EXERCISE. Output, with no changes, the span of lines that opens with the line containing "Reverse-engineer this chart into JSON." and closes with the last line.

====== SOURCE RECORDS ======

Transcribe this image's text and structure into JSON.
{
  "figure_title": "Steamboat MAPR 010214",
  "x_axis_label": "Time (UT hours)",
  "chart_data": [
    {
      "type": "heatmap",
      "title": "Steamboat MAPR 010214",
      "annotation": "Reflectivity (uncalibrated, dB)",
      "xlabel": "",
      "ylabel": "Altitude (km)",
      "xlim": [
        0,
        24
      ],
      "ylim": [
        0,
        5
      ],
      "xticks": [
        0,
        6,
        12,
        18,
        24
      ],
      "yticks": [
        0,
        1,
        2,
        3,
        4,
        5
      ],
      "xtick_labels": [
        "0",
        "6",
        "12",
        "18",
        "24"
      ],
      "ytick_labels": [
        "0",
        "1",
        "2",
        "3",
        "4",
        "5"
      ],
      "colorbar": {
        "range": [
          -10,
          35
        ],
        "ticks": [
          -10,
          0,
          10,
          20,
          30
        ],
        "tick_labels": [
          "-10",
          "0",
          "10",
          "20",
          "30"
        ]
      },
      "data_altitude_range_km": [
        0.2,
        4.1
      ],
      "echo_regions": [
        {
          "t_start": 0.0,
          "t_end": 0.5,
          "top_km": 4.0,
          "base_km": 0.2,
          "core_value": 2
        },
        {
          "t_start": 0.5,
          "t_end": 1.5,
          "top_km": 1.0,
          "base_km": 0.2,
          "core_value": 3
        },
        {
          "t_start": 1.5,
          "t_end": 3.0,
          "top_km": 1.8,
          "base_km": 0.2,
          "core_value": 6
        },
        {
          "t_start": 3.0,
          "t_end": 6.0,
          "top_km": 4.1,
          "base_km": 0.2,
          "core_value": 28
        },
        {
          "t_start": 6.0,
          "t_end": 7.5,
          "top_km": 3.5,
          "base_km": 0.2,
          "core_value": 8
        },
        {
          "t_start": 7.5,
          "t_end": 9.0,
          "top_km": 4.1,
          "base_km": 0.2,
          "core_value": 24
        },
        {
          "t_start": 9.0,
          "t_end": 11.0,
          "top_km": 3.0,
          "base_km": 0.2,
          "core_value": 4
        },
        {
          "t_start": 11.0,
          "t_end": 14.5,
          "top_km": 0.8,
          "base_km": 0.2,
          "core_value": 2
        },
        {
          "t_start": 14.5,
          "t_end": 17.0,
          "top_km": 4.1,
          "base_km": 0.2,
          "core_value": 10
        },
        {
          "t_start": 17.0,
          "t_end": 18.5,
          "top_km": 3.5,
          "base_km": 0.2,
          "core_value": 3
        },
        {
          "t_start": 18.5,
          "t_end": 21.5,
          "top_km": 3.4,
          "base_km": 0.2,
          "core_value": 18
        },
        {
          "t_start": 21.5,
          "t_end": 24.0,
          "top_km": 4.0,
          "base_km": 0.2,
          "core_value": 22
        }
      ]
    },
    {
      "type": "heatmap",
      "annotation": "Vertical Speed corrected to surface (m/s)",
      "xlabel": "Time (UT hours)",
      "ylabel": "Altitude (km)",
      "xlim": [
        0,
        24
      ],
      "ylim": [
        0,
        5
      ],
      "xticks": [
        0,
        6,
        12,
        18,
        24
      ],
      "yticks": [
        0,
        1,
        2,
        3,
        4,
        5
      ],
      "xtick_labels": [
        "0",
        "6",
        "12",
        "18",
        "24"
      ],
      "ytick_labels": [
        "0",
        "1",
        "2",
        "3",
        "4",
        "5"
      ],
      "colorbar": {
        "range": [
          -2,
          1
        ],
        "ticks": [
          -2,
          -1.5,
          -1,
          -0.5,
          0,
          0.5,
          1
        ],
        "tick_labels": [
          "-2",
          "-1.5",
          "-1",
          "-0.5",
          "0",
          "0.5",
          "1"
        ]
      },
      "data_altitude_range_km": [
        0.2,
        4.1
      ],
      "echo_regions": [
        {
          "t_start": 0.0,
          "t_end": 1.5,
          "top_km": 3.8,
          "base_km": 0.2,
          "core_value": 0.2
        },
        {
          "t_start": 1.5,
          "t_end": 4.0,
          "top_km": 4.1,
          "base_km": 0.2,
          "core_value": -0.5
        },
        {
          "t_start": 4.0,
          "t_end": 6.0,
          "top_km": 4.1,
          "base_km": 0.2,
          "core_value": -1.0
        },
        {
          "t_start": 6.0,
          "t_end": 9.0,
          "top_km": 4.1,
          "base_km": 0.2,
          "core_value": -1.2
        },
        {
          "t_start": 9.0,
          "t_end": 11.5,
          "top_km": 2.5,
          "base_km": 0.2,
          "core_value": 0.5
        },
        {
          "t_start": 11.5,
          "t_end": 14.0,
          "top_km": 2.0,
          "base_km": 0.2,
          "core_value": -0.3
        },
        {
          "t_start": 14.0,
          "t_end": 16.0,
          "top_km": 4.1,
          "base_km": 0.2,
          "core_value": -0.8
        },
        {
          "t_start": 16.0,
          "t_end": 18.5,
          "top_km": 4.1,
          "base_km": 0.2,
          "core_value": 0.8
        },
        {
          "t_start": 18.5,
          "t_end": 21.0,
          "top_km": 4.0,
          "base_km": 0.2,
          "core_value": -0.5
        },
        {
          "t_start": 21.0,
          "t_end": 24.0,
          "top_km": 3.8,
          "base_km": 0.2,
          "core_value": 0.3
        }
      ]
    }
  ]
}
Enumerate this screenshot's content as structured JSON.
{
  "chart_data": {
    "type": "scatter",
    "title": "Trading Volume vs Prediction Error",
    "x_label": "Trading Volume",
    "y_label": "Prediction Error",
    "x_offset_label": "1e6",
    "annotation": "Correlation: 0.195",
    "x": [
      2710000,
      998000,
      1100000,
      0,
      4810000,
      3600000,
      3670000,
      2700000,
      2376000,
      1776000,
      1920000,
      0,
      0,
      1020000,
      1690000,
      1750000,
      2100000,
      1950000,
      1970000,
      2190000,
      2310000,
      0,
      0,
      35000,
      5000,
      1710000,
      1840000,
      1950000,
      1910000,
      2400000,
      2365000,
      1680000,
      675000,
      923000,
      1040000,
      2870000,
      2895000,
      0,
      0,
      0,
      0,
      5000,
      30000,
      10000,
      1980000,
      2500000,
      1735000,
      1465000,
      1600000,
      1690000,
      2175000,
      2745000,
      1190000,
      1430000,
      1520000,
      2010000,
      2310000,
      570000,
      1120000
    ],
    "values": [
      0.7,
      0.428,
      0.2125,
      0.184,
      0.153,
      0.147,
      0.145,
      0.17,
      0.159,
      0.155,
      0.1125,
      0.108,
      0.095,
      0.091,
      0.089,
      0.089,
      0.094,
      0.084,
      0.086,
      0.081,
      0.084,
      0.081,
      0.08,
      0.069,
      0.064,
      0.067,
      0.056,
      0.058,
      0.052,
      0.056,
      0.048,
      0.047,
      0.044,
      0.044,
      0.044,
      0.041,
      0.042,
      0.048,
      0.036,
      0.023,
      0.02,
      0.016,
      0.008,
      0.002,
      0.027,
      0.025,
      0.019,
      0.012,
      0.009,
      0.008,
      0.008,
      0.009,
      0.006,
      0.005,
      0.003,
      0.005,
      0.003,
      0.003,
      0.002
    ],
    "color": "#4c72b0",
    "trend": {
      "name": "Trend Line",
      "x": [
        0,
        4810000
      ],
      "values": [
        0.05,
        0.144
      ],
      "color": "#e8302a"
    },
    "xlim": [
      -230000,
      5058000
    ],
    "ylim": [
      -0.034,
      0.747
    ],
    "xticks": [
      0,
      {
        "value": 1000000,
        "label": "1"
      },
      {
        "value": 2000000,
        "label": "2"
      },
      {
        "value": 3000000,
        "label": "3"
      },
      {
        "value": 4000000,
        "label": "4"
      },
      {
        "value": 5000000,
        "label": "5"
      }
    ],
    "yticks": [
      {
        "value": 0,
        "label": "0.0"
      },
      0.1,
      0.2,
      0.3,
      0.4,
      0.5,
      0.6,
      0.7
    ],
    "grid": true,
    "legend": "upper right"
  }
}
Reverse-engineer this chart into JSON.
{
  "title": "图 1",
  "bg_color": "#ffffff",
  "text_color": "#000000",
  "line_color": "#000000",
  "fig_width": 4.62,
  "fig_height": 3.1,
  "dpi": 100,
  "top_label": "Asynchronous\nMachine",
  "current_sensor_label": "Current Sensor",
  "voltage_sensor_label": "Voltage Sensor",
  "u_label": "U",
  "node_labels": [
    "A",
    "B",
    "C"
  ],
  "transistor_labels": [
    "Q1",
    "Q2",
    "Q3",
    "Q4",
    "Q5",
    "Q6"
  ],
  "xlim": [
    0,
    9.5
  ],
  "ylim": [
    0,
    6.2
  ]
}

======

WRITTEN ANSWER.
Reverse-engineer this chart into JSON.
{
  "title": "图 1",
  "bg_color": "#ffffff",
  "text_color": "#000000",
  "line_color": "#000000",
  "fig_width": 4.62,
  "fig_height": 3.1,
  "dpi": 100,
  "top_label": "Asynchronous\nMachine",
  "current_sensor_label": "Current Sensor",
  "voltage_sensor_label": "Voltage Sensor",
  "u_label": "U",
  "node_labels": [
    "A",
    "B",
    "C"
  ],
  "transistor_labels": [
    "Q1",
    "Q2",
    "Q3",
    "Q4",
    "Q5",
    "Q6"
  ],
  "xlim": [
    0,
    9.5
  ],
  "ylim": [
    0,
    6.2
  ]
}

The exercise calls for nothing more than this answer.